Task to carry out :: All lines in which the word "Roubíčková" occurs are to be extracted.

╭──

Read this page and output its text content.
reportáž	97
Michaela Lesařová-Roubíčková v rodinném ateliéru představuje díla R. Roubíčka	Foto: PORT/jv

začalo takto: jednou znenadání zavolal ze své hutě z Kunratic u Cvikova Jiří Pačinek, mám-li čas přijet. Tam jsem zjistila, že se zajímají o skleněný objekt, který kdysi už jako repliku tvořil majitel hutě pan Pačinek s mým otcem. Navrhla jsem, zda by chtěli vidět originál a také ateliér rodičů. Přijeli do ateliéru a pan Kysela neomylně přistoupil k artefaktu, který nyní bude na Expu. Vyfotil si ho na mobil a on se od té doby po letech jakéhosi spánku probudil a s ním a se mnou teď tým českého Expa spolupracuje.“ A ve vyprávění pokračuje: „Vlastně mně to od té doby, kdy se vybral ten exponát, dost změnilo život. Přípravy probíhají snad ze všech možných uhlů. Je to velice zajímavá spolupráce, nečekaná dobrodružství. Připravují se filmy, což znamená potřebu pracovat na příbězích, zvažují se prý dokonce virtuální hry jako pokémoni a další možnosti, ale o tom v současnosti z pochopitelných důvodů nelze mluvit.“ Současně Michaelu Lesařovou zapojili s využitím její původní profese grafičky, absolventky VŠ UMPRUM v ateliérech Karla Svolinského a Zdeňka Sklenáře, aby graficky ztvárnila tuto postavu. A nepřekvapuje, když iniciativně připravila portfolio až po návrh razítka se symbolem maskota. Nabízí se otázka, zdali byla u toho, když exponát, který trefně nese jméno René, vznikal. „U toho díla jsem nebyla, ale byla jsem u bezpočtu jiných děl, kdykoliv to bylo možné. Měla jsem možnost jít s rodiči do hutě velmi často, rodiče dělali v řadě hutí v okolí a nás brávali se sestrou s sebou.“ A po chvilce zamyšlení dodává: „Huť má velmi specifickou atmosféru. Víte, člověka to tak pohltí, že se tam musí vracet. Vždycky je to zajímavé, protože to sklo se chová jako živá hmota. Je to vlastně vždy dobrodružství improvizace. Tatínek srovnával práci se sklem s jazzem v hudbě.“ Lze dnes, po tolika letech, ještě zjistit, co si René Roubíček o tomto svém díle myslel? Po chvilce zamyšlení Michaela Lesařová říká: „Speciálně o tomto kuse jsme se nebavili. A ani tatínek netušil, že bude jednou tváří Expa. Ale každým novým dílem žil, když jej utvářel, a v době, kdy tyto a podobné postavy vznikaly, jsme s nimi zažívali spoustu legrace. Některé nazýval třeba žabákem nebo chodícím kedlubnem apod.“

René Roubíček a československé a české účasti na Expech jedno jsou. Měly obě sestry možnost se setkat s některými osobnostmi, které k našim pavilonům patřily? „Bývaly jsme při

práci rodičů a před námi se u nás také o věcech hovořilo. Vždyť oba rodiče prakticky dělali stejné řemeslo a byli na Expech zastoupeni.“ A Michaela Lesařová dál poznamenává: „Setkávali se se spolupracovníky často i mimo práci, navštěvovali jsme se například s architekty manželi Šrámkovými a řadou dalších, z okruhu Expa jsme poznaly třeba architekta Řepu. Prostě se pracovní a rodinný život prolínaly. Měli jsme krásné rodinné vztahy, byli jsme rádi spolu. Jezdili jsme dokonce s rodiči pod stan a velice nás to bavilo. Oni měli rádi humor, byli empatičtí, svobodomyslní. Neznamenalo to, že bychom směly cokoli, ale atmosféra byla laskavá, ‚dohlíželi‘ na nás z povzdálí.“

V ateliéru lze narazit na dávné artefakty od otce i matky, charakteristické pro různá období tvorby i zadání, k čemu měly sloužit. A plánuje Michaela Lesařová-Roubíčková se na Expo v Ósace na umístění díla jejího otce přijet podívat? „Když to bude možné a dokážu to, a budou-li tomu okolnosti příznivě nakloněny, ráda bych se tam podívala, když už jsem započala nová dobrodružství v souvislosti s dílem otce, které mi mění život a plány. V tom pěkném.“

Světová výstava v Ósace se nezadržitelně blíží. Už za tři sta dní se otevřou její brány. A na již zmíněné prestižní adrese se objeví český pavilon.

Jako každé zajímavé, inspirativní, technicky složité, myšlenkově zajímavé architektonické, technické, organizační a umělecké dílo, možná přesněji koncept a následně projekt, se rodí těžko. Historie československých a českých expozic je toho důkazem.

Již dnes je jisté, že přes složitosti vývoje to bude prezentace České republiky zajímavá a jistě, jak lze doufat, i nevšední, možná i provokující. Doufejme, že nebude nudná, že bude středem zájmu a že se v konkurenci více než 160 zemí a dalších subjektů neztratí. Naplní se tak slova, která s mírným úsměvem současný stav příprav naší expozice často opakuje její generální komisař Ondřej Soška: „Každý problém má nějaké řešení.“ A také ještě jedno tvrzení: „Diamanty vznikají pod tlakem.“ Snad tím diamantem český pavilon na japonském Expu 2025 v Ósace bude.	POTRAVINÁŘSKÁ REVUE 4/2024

╰──

Answer for this exercise ::
Michaela Lesařová-Roubíčková v rodinném ateliéru představuje díla R. Roubíčka	Foto: PORT/jv
V ateliéru lze narazit na dávné artefakty od otce i matky, charakteristické pro různá období tvorby i zadání, k čemu měly sloužit. A plánuje Michaela Lesařová-Roubíčková se na Expo v Ósace na umístění díla jejího otce přijet podívat? „Když to bude možné a dokážu to, a budou-li tomu okolnosti příznivě nakloněny, ráda bych se tam podívala, když už jsem započala nová dobrodružství v souvislosti s dílem otce, které mi mění život a plány. V tom pěkném.“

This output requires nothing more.